EXERCISE REQUIREMENTS:
Copy all the data exactly, except the pictures.

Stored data
============

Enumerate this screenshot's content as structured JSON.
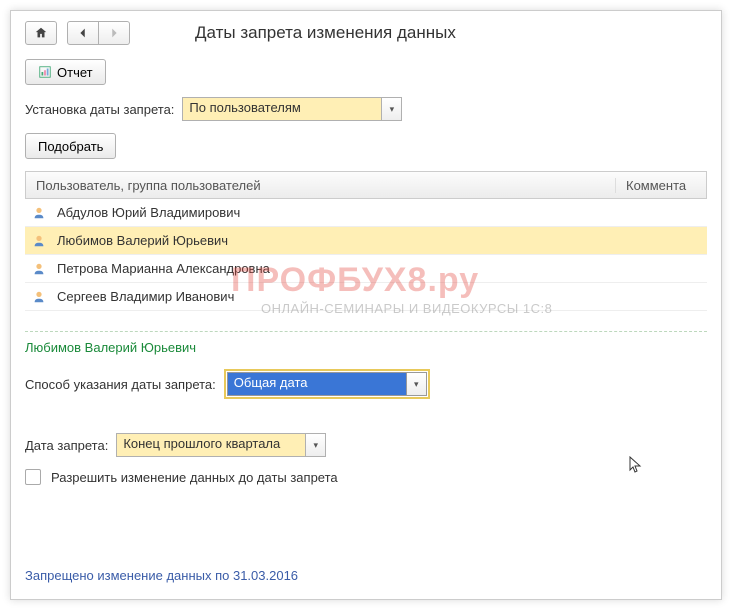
{
  "header": {
    "title": "Даты запрета изменения данных"
  },
  "toolbar": {
    "report_label": "Отчет"
  },
  "install_date": {
    "label": "Установка даты запрета:",
    "value": "По пользователям"
  },
  "pick_button": "Подобрать",
  "table": {
    "columns": {
      "user": "Пользователь, группа пользователей",
      "comment": "Коммента"
    },
    "rows": [
      {
        "name": "Абдулов Юрий Владимирович",
        "selected": false
      },
      {
        "name": "Любимов Валерий Юрьевич",
        "selected": true
      },
      {
        "name": "Петрова Марианна Александровна",
        "selected": false
      },
      {
        "name": "Сергеев Владимир Иванович",
        "selected": false
      }
    ]
  },
  "selected_user": "Любимов Валерий Юрьевич",
  "method": {
    "label": "Способ указания даты запрета:",
    "value": "Общая дата"
  },
  "ban_date": {
    "label": "Дата запрета:",
    "value": "Конец прошлого квартала"
  },
  "allow_edit": {
    "label": "Разрешить изменение данных до даты запрета",
    "checked": false
  },
  "footer": "Запрещено изменение данных по 31.03.2016",
  "watermark": {
    "main": "ПРОФБУХ8.ру",
    "sub": "ОНЛАЙН-СЕМИНАРЫ И ВИДЕОКУРСЫ 1С:8"
  }
}
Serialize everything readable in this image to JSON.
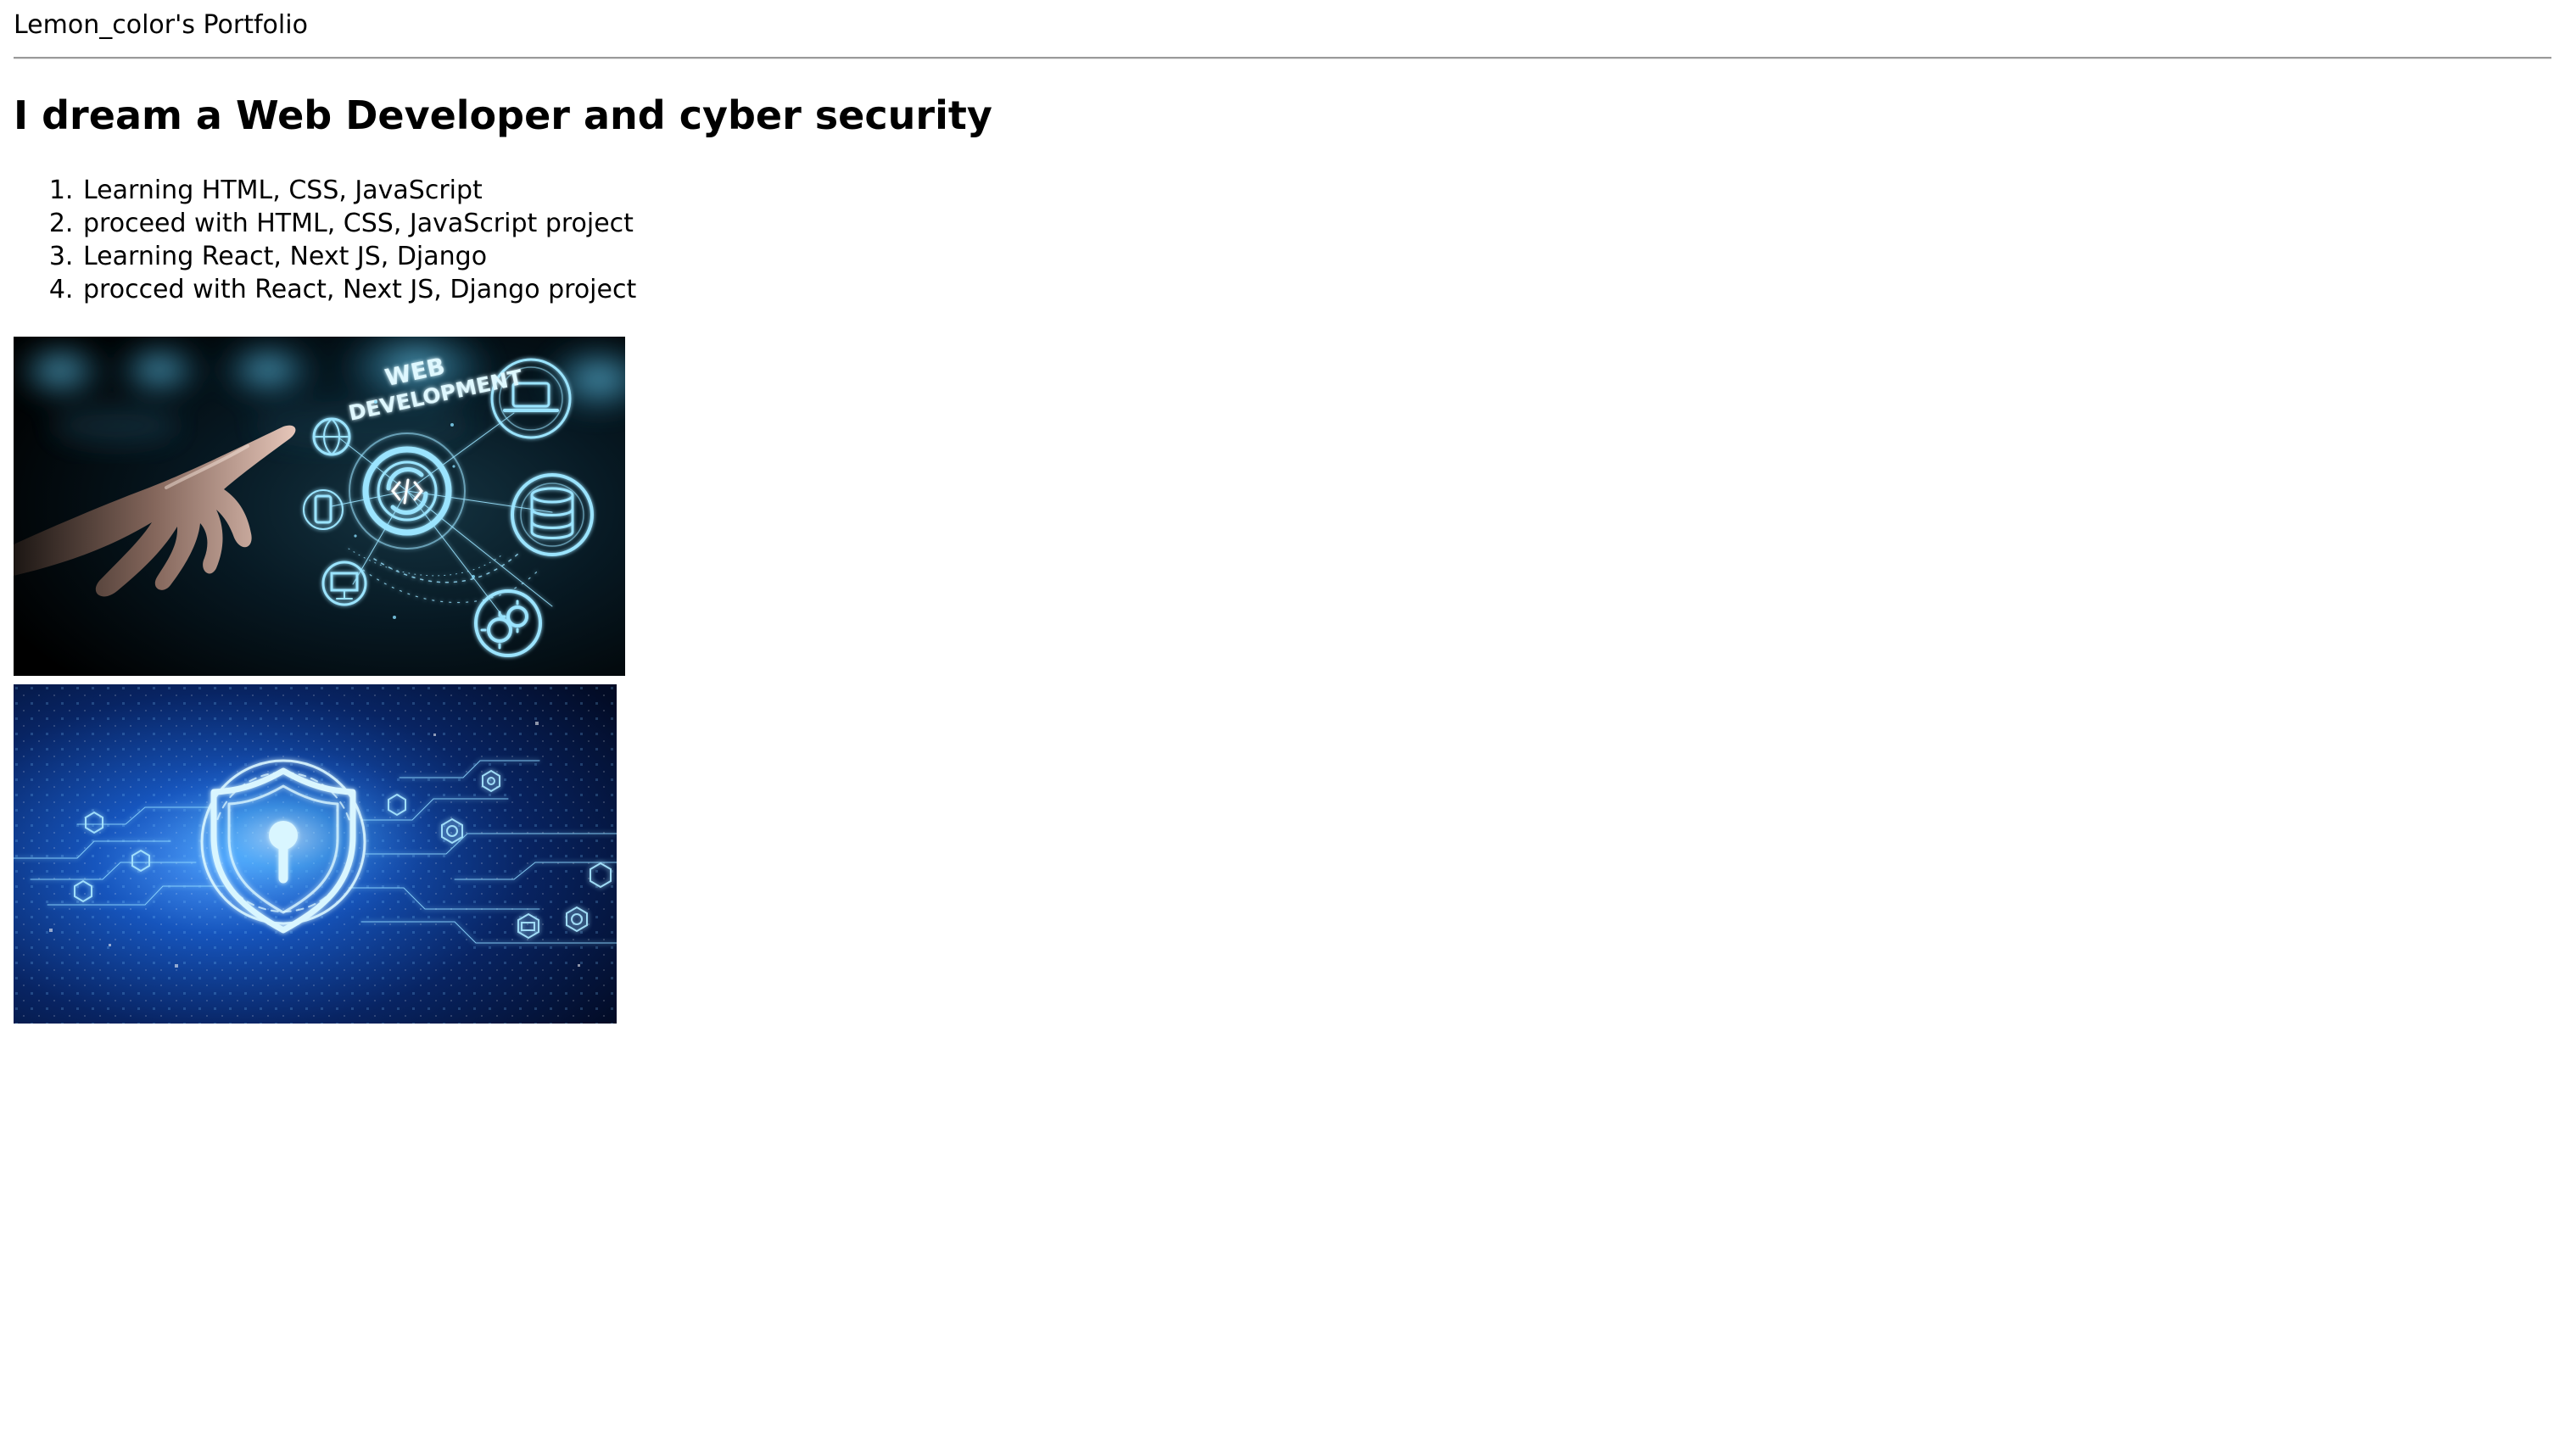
{
  "page": {
    "site_title": "Lemon_color's Portfolio",
    "headline": "I dream a Web Developer and cyber security",
    "goals": [
      "Learning HTML, CSS, JavaScript",
      "proceed with HTML, CSS, JavaScript project",
      "Learning React, Next JS, Django",
      "procced with React, Next JS, Django project"
    ]
  },
  "images": {
    "web_development": {
      "text_line_1": "WEB",
      "text_line_2": "DEVELOPMENT",
      "icons": [
        "hand-icon",
        "code-gear-icon",
        "laptop-icon",
        "database-icon",
        "globe-icon",
        "tablet-icon",
        "monitor-icon",
        "gears-icon"
      ]
    },
    "cyber_security": {
      "icons": [
        "shield-lock-icon",
        "circuit-icon",
        "network-node-icon"
      ]
    }
  },
  "colors": {
    "text": "#000000",
    "background": "#ffffff",
    "divider": "#9a9a9a",
    "web_glow": "#73d4ff",
    "security_glow": "#6fb8ff"
  }
}
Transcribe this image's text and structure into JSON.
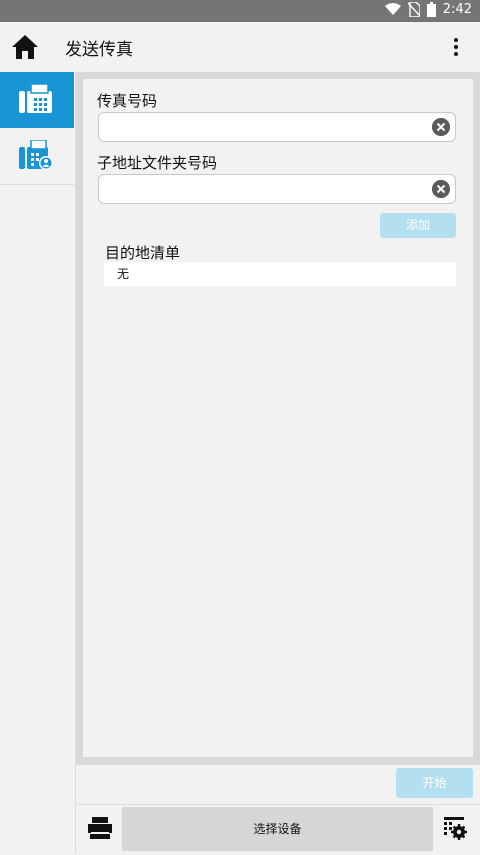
{
  "status_bar": {
    "time": "2:42",
    "icons": [
      "wifi-icon",
      "no-sim-icon",
      "battery-icon"
    ]
  },
  "app_bar": {
    "title": "发送传真",
    "home_icon": "home-icon",
    "menu_icon": "more-vertical-icon"
  },
  "sidebar": {
    "items": [
      {
        "name": "fax-send",
        "icon": "fax-icon",
        "active": true
      },
      {
        "name": "fax-address-book",
        "icon": "fax-contact-icon",
        "active": false
      }
    ]
  },
  "form": {
    "fax_number_label": "传真号码",
    "fax_number_value": "",
    "subaddress_label": "子地址文件夹号码",
    "subaddress_value": "",
    "add_button": "添加"
  },
  "destination_list": {
    "title": "目的地清单",
    "items": [
      "无"
    ]
  },
  "footer": {
    "start_button": "开始",
    "select_device_button": "选择设备"
  },
  "colors": {
    "accent": "#1795d4",
    "disabled_button": "#b3dff1",
    "status_bar": "#757575"
  }
}
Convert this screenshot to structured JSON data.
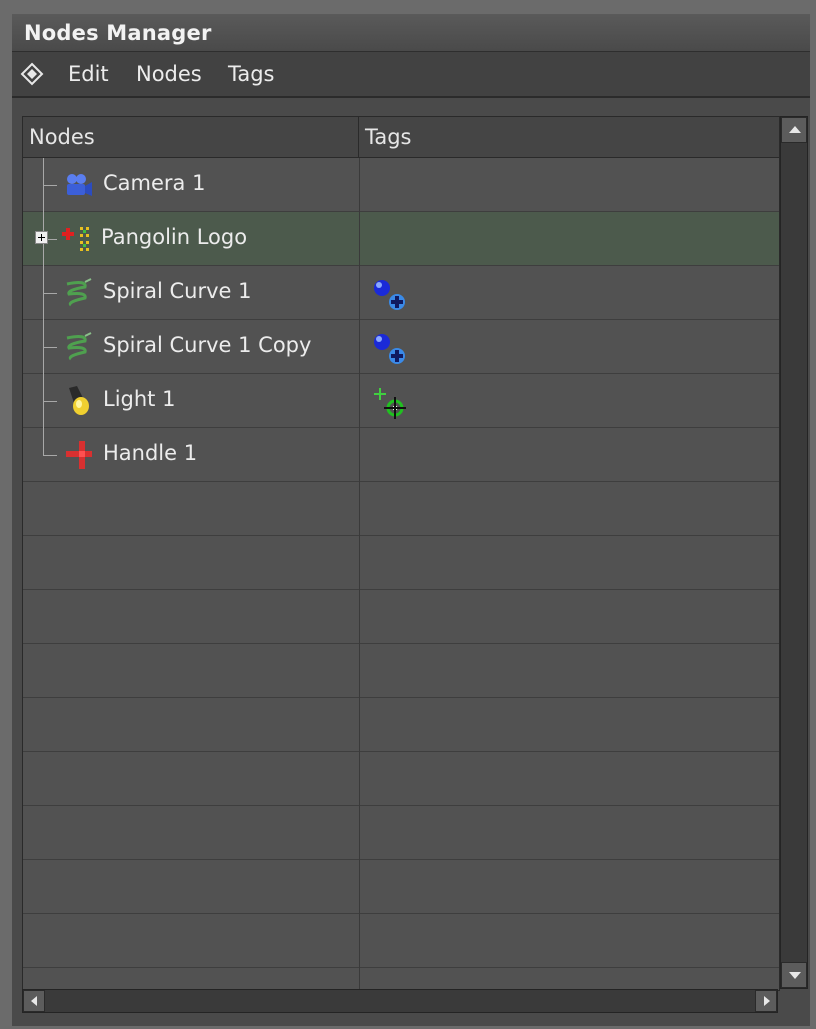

============

EXERCISE RESPONSE:
Enumerate this screenshot's content as structured JSON.
{
  "header": {
    "title": "Даты запрета изменения данных"
  },
  "toolbar": {
    "report_label": "Отчет"
  },
  "install_date": {
    "label": "Установка даты запрета:",
    "value": "По пользователям"
  },
  "pick_button": "Подобрать",
  "table": {
    "columns": {
      "user": "Пользователь, группа пользователей",
      "comment": "Коммента"
    },
    "rows": [
      {
        "name": "Абдулов Юрий Владимирович",
        "selected": false
      },
      {
        "name": "Любимов Валерий Юрьевич",
        "selected": true
      },
      {
        "name": "Петрова Марианна Александровна",
        "selected": false
      },
      {
        "name": "Сергеев Владимир Иванович",
        "selected": false
      }
    ]
  },
  "selected_user": "Любимов Валерий Юрьевич",
  "method": {
    "label": "Способ указания даты запрета:",
    "value": "Общая дата"
  },
  "ban_date": {
    "label": "Дата запрета:",
    "value": "Конец прошлого квартала"
  },
  "allow_edit": {
    "label": "Разрешить изменение данных до даты запрета",
    "checked": false
  },
  "footer": "Запрещено изменение данных по 31.03.2016",
  "watermark": {
    "main": "ПРОФБУХ8.ру",
    "sub": "ОНЛАЙН-СЕМИНАРЫ И ВИДЕОКУРСЫ 1С:8"
  }
}
Serialize everything readable in this image to JSON.
{
  "page": {
    "site_title": "Lemon_color's Portfolio",
    "headline": "I dream a Web Developer and cyber security",
    "goals": [
      "Learning HTML, CSS, JavaScript",
      "proceed with HTML, CSS, JavaScript project",
      "Learning React, Next JS, Django",
      "procced with React, Next JS, Django project"
    ]
  },
  "images": {
    "web_development": {
      "text_line_1": "WEB",
      "text_line_2": "DEVELOPMENT",
      "icons": [
        "hand-icon",
        "code-gear-icon",
        "laptop-icon",
        "database-icon",
        "globe-icon",
        "tablet-icon",
        "monitor-icon",
        "gears-icon"
      ]
    },
    "cyber_security": {
      "icons": [
        "shield-lock-icon",
        "circuit-icon",
        "network-node-icon"
      ]
    }
  },
  "colors": {
    "text": "#000000",
    "background": "#ffffff",
    "divider": "#9a9a9a",
    "web_glow": "#73d4ff",
    "security_glow": "#6fb8ff"
  }
}
Transcribe this image's text and structure into JSON.
{
  "status_bar": {
    "time": "2:42",
    "icons": [
      "wifi-icon",
      "no-sim-icon",
      "battery-icon"
    ]
  },
  "app_bar": {
    "title": "发送传真",
    "home_icon": "home-icon",
    "menu_icon": "more-vertical-icon"
  },
  "sidebar": {
    "items": [
      {
        "name": "fax-send",
        "icon": "fax-icon",
        "active": true
      },
      {
        "name": "fax-address-book",
        "icon": "fax-contact-icon",
        "active": false
      }
    ]
  },
  "form": {
    "fax_number_label": "传真号码",
    "fax_number_value": "",
    "subaddress_label": "子地址文件夹号码",
    "subaddress_value": "",
    "add_button": "添加"
  },
  "destination_list": {
    "title": "目的地清单",
    "items": [
      "无"
    ]
  },
  "footer": {
    "start_button": "开始",
    "select_device_button": "选择设备"
  },
  "colors": {
    "accent": "#1795d4",
    "disabled_button": "#b3dff1",
    "status_bar": "#757575"
  }
}
Convert this screenshot to structured JSON data.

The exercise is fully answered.